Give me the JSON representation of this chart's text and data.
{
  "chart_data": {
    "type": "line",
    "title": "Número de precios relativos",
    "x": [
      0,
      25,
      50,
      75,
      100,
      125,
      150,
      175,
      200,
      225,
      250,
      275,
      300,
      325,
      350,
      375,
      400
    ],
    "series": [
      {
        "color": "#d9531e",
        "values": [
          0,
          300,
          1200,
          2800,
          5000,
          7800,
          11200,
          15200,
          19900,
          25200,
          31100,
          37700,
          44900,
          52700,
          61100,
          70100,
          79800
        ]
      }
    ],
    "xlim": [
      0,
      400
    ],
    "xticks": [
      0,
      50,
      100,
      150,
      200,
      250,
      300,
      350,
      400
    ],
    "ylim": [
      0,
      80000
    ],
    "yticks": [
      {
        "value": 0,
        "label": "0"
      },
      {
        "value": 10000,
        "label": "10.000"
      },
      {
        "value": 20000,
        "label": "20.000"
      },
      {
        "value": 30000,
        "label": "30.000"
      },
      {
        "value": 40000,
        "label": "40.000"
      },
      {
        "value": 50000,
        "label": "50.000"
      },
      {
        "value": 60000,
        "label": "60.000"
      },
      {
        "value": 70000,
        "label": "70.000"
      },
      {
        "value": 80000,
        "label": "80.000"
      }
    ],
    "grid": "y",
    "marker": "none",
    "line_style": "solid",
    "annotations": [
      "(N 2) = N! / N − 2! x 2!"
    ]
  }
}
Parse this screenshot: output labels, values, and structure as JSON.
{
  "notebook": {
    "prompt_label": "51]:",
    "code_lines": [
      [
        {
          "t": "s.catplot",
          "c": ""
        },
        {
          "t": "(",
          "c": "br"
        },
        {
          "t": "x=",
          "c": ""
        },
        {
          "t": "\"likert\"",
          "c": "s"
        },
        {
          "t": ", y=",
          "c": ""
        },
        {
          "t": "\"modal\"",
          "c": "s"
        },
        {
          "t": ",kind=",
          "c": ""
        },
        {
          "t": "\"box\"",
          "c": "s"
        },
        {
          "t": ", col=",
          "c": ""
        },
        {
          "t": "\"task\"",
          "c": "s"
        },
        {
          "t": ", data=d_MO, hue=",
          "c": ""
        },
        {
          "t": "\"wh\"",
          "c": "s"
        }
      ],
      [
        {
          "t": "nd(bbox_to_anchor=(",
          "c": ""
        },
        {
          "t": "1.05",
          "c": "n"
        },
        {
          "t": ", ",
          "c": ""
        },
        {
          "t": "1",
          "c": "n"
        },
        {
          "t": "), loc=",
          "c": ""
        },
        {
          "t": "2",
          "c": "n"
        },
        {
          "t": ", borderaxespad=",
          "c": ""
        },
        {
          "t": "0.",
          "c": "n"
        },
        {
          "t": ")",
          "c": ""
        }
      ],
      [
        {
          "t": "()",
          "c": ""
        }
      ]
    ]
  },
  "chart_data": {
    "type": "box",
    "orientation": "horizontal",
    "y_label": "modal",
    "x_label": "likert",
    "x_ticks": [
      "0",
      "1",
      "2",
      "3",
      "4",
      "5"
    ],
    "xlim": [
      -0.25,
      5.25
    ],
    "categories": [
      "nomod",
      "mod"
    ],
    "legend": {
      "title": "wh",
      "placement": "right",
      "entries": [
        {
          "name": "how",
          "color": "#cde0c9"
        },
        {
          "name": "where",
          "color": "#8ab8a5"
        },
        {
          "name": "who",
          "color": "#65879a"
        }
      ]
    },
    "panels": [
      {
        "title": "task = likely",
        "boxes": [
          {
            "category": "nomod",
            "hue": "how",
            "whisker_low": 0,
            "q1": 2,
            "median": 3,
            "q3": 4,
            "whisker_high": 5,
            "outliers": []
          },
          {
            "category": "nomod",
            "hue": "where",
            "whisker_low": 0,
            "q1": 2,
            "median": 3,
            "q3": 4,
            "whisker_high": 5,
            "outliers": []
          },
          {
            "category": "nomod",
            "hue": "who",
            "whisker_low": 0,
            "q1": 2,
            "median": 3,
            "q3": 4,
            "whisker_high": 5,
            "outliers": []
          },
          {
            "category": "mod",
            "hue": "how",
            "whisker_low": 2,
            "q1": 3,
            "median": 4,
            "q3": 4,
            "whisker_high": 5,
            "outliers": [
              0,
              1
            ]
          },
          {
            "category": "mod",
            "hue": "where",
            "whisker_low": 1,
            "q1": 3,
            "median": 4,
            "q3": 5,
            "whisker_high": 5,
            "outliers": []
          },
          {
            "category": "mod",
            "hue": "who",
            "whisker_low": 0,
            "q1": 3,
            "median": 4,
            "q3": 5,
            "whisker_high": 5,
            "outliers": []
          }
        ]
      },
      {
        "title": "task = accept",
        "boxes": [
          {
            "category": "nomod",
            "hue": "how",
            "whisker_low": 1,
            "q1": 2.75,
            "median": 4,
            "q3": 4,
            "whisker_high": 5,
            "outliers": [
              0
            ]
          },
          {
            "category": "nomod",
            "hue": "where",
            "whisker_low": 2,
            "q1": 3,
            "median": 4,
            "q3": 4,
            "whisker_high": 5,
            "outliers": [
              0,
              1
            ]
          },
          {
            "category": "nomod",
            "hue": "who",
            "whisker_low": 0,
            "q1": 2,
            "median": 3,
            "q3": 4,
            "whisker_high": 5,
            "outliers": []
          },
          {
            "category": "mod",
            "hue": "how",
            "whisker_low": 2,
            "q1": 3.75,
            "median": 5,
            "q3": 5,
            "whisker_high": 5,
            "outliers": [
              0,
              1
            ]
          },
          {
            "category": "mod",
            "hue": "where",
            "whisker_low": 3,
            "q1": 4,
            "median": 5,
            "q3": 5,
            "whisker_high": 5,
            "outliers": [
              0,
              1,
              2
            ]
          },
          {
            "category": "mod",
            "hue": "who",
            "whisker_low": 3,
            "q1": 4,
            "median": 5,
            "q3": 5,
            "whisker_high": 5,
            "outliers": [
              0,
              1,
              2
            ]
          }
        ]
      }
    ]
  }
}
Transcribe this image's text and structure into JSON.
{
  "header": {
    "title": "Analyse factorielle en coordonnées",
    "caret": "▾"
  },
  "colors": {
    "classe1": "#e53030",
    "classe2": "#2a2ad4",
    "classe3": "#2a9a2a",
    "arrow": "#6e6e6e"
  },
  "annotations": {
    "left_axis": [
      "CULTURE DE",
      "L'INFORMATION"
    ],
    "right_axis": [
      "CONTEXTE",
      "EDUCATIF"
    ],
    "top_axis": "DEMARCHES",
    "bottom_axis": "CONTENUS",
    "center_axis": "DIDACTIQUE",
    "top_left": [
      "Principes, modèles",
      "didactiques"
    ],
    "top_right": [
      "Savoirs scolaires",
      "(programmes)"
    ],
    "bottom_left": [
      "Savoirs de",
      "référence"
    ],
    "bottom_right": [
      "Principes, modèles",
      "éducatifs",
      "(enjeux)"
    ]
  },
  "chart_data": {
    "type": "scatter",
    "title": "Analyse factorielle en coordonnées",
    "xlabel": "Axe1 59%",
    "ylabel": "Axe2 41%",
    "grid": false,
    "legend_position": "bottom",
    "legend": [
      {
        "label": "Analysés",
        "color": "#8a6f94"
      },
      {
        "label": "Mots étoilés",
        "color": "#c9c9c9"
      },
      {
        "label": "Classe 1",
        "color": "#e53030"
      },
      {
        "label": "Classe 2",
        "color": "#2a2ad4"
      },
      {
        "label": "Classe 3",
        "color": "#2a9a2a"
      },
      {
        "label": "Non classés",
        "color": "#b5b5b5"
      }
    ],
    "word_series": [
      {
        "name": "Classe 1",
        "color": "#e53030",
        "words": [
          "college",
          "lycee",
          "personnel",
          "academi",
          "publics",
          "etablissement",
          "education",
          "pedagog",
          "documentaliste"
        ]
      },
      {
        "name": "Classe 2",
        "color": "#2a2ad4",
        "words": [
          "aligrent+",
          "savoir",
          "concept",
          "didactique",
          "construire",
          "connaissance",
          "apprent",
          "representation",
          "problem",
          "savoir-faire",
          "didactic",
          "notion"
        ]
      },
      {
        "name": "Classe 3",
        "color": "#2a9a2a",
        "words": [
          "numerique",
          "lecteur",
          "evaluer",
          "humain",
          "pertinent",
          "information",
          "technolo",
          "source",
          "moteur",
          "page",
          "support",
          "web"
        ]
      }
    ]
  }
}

→ Exercise objective: Go through the listing above and return every line where the word "title" occurs.

→ Response to the task:
    "title": "Número de precios relativos",
      "title": "wh",
        "title": "task = likely",
        "title": "task = accept",
    "title": "Analyse factorielle en coordonnées",
    "title": "Analyse factorielle en coordonnées",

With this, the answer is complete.